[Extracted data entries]
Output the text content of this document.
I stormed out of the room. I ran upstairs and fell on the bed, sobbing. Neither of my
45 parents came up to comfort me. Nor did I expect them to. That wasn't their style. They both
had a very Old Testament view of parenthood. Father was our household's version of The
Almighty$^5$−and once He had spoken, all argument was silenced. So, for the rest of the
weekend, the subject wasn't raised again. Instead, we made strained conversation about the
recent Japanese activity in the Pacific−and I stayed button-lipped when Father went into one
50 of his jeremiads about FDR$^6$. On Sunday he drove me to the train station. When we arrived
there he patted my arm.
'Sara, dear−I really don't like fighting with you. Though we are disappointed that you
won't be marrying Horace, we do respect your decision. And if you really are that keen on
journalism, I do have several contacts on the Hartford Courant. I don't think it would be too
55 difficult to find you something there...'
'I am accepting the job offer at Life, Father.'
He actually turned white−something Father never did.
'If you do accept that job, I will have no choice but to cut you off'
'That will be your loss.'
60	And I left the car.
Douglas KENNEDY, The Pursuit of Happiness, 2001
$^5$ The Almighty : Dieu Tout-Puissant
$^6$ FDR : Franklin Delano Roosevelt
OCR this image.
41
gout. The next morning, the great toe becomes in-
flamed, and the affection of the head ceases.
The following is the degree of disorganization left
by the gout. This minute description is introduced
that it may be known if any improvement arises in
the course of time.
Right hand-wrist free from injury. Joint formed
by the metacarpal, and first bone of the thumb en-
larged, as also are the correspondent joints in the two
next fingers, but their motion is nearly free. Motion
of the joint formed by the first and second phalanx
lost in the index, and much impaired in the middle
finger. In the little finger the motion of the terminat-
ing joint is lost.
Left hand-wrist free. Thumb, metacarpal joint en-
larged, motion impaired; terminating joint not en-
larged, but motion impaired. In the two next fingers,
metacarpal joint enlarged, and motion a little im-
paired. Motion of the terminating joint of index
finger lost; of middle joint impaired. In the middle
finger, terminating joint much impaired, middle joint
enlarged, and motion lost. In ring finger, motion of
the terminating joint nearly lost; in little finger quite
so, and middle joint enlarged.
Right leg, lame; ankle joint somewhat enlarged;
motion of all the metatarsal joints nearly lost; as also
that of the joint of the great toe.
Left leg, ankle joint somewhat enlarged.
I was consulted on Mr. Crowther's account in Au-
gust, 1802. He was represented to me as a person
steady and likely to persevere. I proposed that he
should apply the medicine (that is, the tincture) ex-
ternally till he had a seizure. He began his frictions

◆ Exercise: Read the entries above, then pull out the lines that include "about".

◆ Response:
weekend, the subject wasn't raised again. Instead, we made strained conversation about the
50 of his jeremiads about FDR$^6$. On Sunday he drove me to the train station. When we arrived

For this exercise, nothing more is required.